Records supplied —

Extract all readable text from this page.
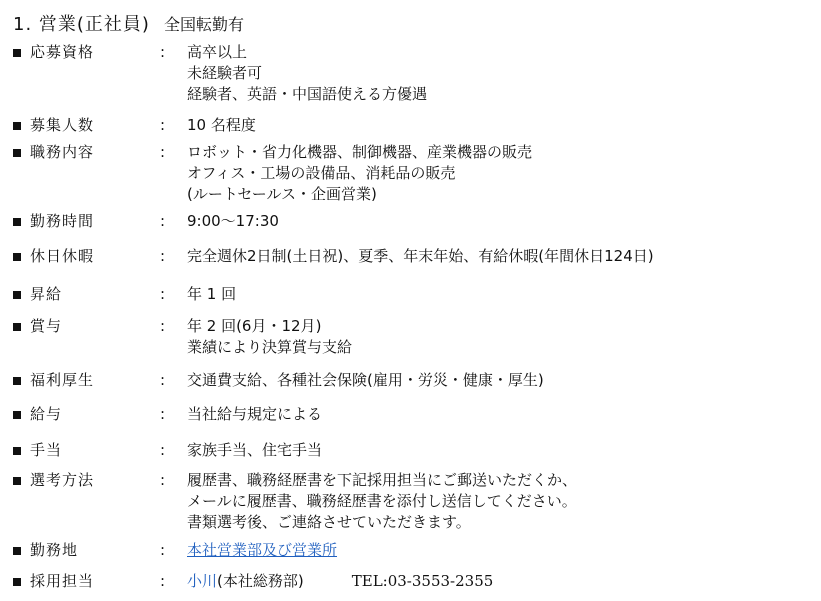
1. 営業(正社員) 全国転勤有
応募資格	: 高卒以上
未経験者可
経験者、英語・中国語使える方優遇
募集人数	: 10 名程度
職務内容	: ロボット・省力化機器、制御機器、産業機器の販売
オフィス・工場の設備品、消耗品の販売
(ルートセールス・企画営業)
勤務時間	: 9:00〜17:30
休日休暇	: 完全週休2日制(土日祝)、夏季、年末年始、有給休暇(年間休日124日)
昇給	: 年 1 回
賞与	: 年 2 回(6月・12月)
業績により決算賞与支給
福利厚生	: 交通費支給、各種社会保険(雇用・労災・健康・厚生)
給与	: 当社給与規定による
手当	: 家族手当、住宅手当
選考方法	: 履歴書、職務経歴書を下記採用担当にご郵送いただくか、
メールに履歴書、職務経歴書を添付し送信してください。
書類選考後、ご連絡させていただきます。
勤務地	: 本社営業部及び営業所
採用担当	: 小川(本社総務部)	TEL:03-3553-2355
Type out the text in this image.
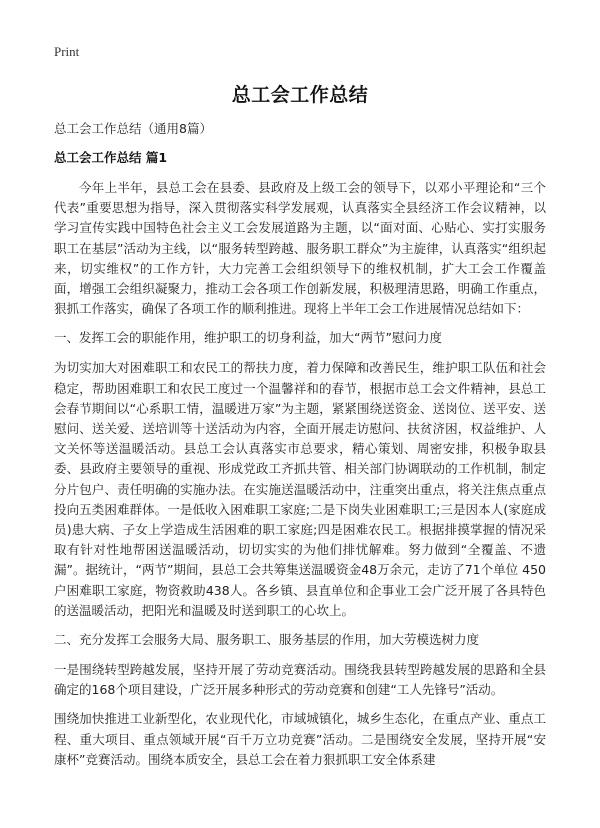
Print
总工会工作总结

总工会工作总结（通用8篇）

总工会工作总结 篇1

今年上半年，县总工会在县委、县政府及上级工会的领导下，以邓小平理论和“三个代表”重要思想为指导，深入贯彻落实科学发展观，认真落实全县经济工作会议精神，以学习宣传实践中国特色社会主义工会发展道路为主题，以“面对面、心贴心、实打实服务职工在基层”活动为主线，以“服务转型跨越、服务职工群众”为主旋律，认真落实“组织起来，切实维权”的工作方针，大力完善工会组织领导下的维权机制，扩大工会工作覆盖面，增强工会组织凝聚力，推动工会各项工作创新发展，积极理清思路，明确工作重点，狠抓工作落实，确保了各项工作的顺利推进。现将上半年工会工作进展情况总结如下：

一、发挥工会的职能作用，维护职工的切身利益，加大“两节”慰问力度

为切实加大对困难职工和农民工的帮扶力度，着力保障和改善民生，维护职工队伍和社会稳定，帮助困难职工和农民工度过一个温馨祥和的春节，根据市总工会文件精神，县总工会春节期间以“心系职工情，温暖进万家”为主题，紧紧围绕送资金、送岗位、送平安、送慰问、送关爱、送培训等十送活动为内容，全面开展走访慰问、扶贫济困，权益维护、人文关怀等送温暖活动。县总工会认真落实市总要求，精心策划、周密安排，积极争取县委、县政府主要领导的重视、形成党政工齐抓共管、相关部门协调联动的工作机制，制定分片包户、责任明确的实施办法。在实施送温暖活动中，注重突出重点，将关注焦点重点投向五类困难群体。一是低收入困难职工家庭;二是下岗失业困难职工;三是因本人(家庭成员)患大病、子女上学造成生活困难的职工家庭;四是困难农民工。根据排摸掌握的情况采取有针对性地帮困送温暖活动，切切实实的为他们排忧解难。努力做到“全覆盖、不遗漏”。据统计，“两节”期间，县总工会共筹集送温暖资金48万余元，走访了71个单位 450户困难职工家庭，物资救助438人。各乡镇、县直单位和企事业工会广泛开展了各具特色的送温暖活动，把阳光和温暖及时送到职工的心坎上。

二、充分发挥工会服务大局、服务职工、服务基层的作用，加大劳模选树力度

一是围绕转型跨越发展，坚持开展了劳动竞赛活动。围绕我县转型跨越发展的思路和全县确定的168个项目建设，广泛开展多种形式的劳动竞赛和创建“工人先锋号”活动。

围绕加快推进工业新型化，农业现代化，市域城镇化，城乡生态化，在重点产业、重点工程、重大项目、重点领域开展“百千万立功竞赛”活动。二是围绕安全发展，坚持开展“安康杯”竞赛活动。围绕本质安全，县总工会在着力狠抓职工安全体系建
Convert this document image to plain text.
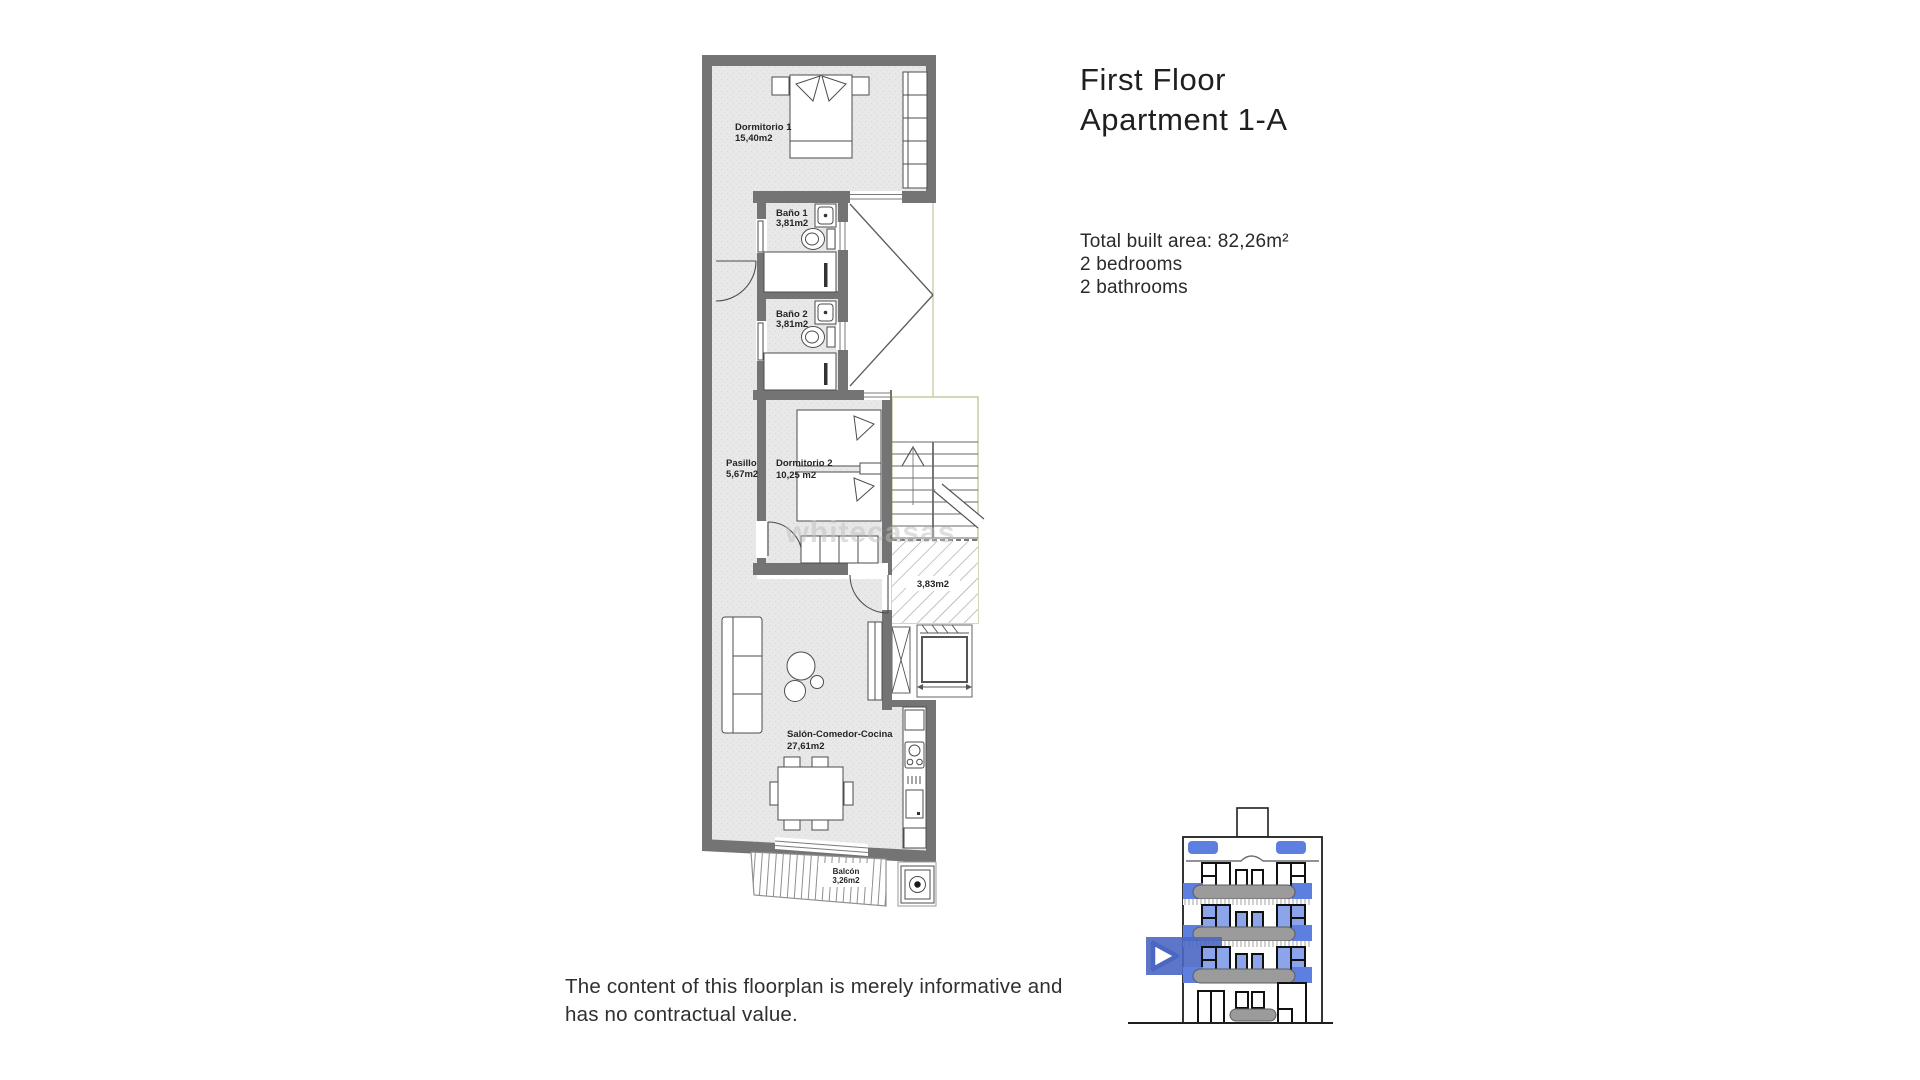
Dormitorio 1
15,40m2
Baño 1
3,81m2
Baño 2
3,81m2
Pasillo
5,67m2
Dormitorio 2
10,25 m2
3,83m2
Salón-Comedor-Cocina
27,61m2
Balcón
3,26m2
whitecasas
First Floor
Apartment 1-A
Total built area: 82,26m²
2 bedrooms
2 bathrooms
The content of this floorplan is merely informative and
has no contractual value.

Do this — Reproduce all of the material above word for word. Omit the pictures.

Result of the task —
Extract all readable text from this page.
1. 営業(正社員) 全国転勤有
応募資格	: 高卒以上
未経験者可
経験者、英語・中国語使える方優遇
募集人数	: 10 名程度
職務内容	: ロボット・省力化機器、制御機器、産業機器の販売
オフィス・工場の設備品、消耗品の販売
(ルートセールス・企画営業)
勤務時間	: 9:00〜17:30
休日休暇	: 完全週休2日制(土日祝)、夏季、年末年始、有給休暇(年間休日124日)
昇給	: 年 1 回
賞与	: 年 2 回(6月・12月)
業績により決算賞与支給
福利厚生	: 交通費支給、各種社会保険(雇用・労災・健康・厚生)
給与	: 当社給与規定による
手当	: 家族手当、住宅手当
選考方法	: 履歴書、職務経歴書を下記採用担当にご郵送いただくか、
メールに履歴書、職務経歴書を添付し送信してください。
書類選考後、ご連絡させていただきます。
勤務地	: 本社営業部及び営業所
採用担当	: 小川(本社総務部)	TEL:03-3553-2355
Type out the text in this image.
Print
总工会工作总结

总工会工作总结（通用8篇）

总工会工作总结 篇1

今年上半年，县总工会在县委、县政府及上级工会的领导下，以邓小平理论和“三个代表”重要思想为指导，深入贯彻落实科学发展观，认真落实全县经济工作会议精神，以学习宣传实践中国特色社会主义工会发展道路为主题，以“面对面、心贴心、实打实服务职工在基层”活动为主线，以“服务转型跨越、服务职工群众”为主旋律，认真落实“组织起来，切实维权”的工作方针，大力完善工会组织领导下的维权机制，扩大工会工作覆盖面，增强工会组织凝聚力，推动工会各项工作创新发展，积极理清思路，明确工作重点，狠抓工作落实，确保了各项工作的顺利推进。现将上半年工会工作进展情况总结如下：

一、发挥工会的职能作用，维护职工的切身利益，加大“两节”慰问力度

为切实加大对困难职工和农民工的帮扶力度，着力保障和改善民生，维护职工队伍和社会稳定，帮助困难职工和农民工度过一个温馨祥和的春节，根据市总工会文件精神，县总工会春节期间以“心系职工情，温暖进万家”为主题，紧紧围绕送资金、送岗位、送平安、送慰问、送关爱、送培训等十送活动为内容，全面开展走访慰问、扶贫济困，权益维护、人文关怀等送温暖活动。县总工会认真落实市总要求，精心策划、周密安排，积极争取县委、县政府主要领导的重视、形成党政工齐抓共管、相关部门协调联动的工作机制，制定分片包户、责任明确的实施办法。在实施送温暖活动中，注重突出重点，将关注焦点重点投向五类困难群体。一是低收入困难职工家庭;二是下岗失业困难职工;三是因本人(家庭成员)患大病、子女上学造成生活困难的职工家庭;四是困难农民工。根据排摸掌握的情况采取有针对性地帮困送温暖活动，切切实实的为他们排忧解难。努力做到“全覆盖、不遗漏”。据统计，“两节”期间，县总工会共筹集送温暖资金48万余元，走访了71个单位 450户困难职工家庭，物资救助438人。各乡镇、县直单位和企事业工会广泛开展了各具特色的送温暖活动，把阳光和温暖及时送到职工的心坎上。

二、充分发挥工会服务大局、服务职工、服务基层的作用，加大劳模选树力度

一是围绕转型跨越发展，坚持开展了劳动竞赛活动。围绕我县转型跨越发展的思路和全县确定的168个项目建设，广泛开展多种形式的劳动竞赛和创建“工人先锋号”活动。

围绕加快推进工业新型化，农业现代化，市域城镇化，城乡生态化，在重点产业、重点工程、重大项目、重点领域开展“百千万立功竞赛”活动。二是围绕安全发展，坚持开展“安康杯”竞赛活动。围绕本质安全，县总工会在着力狠抓职工安全体系建
Convert this document image to plain text.
Dormitorio 1
15,40m2
Baño 1
3,81m2
Baño 2
3,81m2
Pasillo
5,67m2
Dormitorio 2
10,25 m2
3,83m2
Salón-Comedor-Cocina
27,61m2
Balcón
3,26m2
whitecasas
First Floor
Apartment 1-A
Total built area: 82,26m²
2 bedrooms
2 bathrooms
The content of this floorplan is merely informative and
has no contractual value.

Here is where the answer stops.